■ What the task asks
Output the full listing below exactly, without the pictures.

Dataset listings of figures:
————————

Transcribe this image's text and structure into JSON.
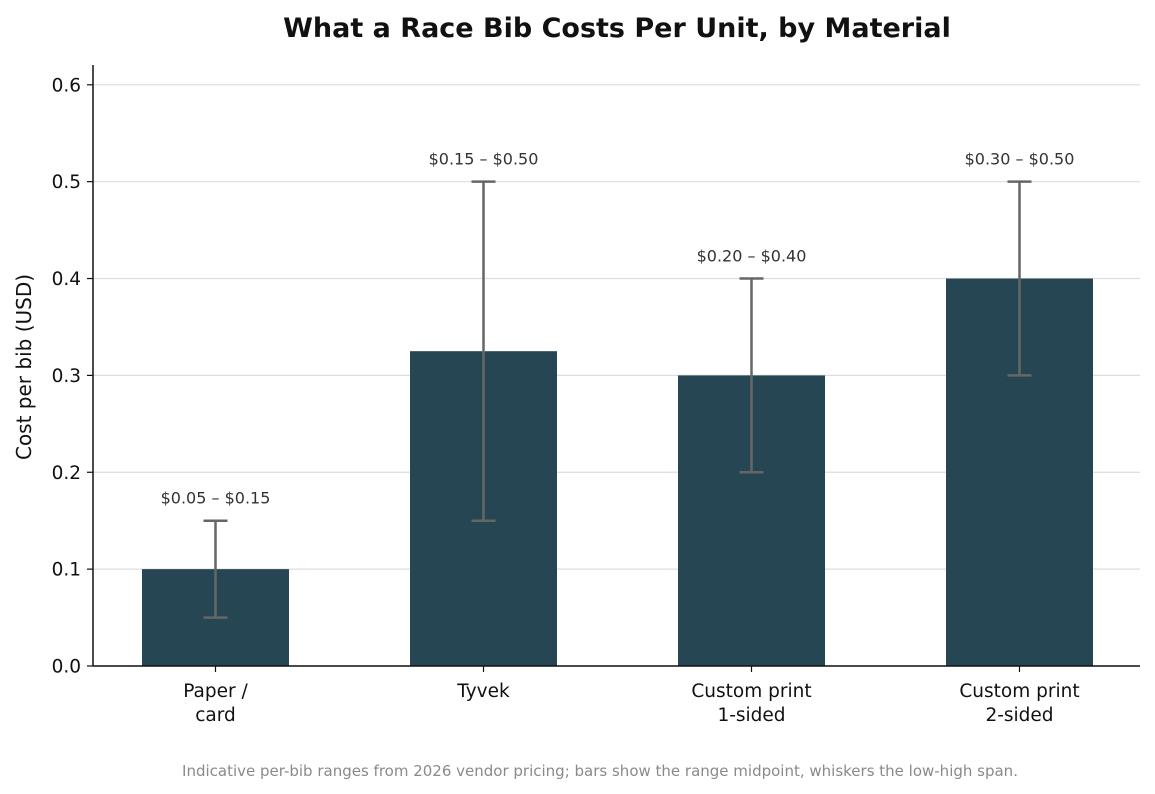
{
  "chart_data": {
    "type": "bar",
    "title": "What a Race Bib Costs Per Unit, by Material",
    "xlabel": "",
    "ylabel": "Cost per bib (USD)",
    "ylim": [
      0,
      0.62
    ],
    "yticks": [
      "0.0",
      "0.1",
      "0.2",
      "0.3",
      "0.4",
      "0.5",
      "0.6"
    ],
    "ytick_values": [
      0,
      0.1,
      0.2,
      0.3,
      0.4,
      0.5,
      0.6
    ],
    "grid": "horizontal",
    "categories": [
      [
        "Paper /",
        "card"
      ],
      [
        "Tyvek"
      ],
      [
        "Custom print",
        "1-sided"
      ],
      [
        "Custom print",
        "2-sided"
      ]
    ],
    "values": [
      0.1,
      0.325,
      0.3,
      0.4
    ],
    "low": [
      0.05,
      0.15,
      0.2,
      0.3
    ],
    "high": [
      0.15,
      0.5,
      0.4,
      0.5
    ],
    "range_labels": [
      "$0.05 – $0.15",
      "$0.15 – $0.50",
      "$0.20 – $0.40",
      "$0.30 – $0.50"
    ],
    "caption": "Indicative per-bib ranges from 2026 vendor pricing; bars show the range midpoint, whiskers the low-high span.",
    "colors": {
      "bar": "#264653",
      "whisker": "#666666",
      "grid": "#dddddd",
      "axis": "#111111"
    }
  }
}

————————

■ Problem solution
Transcribe this image's text and structure into JSON.
{
  "chart_data": {
    "type": "bar",
    "title": "What a Race Bib Costs Per Unit, by Material",
    "xlabel": "",
    "ylabel": "Cost per bib (USD)",
    "ylim": [
      0,
      0.62
    ],
    "yticks": [
      "0.0",
      "0.1",
      "0.2",
      "0.3",
      "0.4",
      "0.5",
      "0.6"
    ],
    "ytick_values": [
      0,
      0.1,
      0.2,
      0.3,
      0.4,
      0.5,
      0.6
    ],
    "grid": "horizontal",
    "categories": [
      [
        "Paper /",
        "card"
      ],
      [
        "Tyvek"
      ],
      [
        "Custom print",
        "1-sided"
      ],
      [
        "Custom print",
        "2-sided"
      ]
    ],
    "values": [
      0.1,
      0.325,
      0.3,
      0.4
    ],
    "low": [
      0.05,
      0.15,
      0.2,
      0.3
    ],
    "high": [
      0.15,
      0.5,
      0.4,
      0.5
    ],
    "range_labels": [
      "$0.05 – $0.15",
      "$0.15 – $0.50",
      "$0.20 – $0.40",
      "$0.30 – $0.50"
    ],
    "caption": "Indicative per-bib ranges from 2026 vendor pricing; bars show the range midpoint, whiskers the low-high span.",
    "colors": {
      "bar": "#264653",
      "whisker": "#666666",
      "grid": "#dddddd",
      "axis": "#111111"
    }
  }
}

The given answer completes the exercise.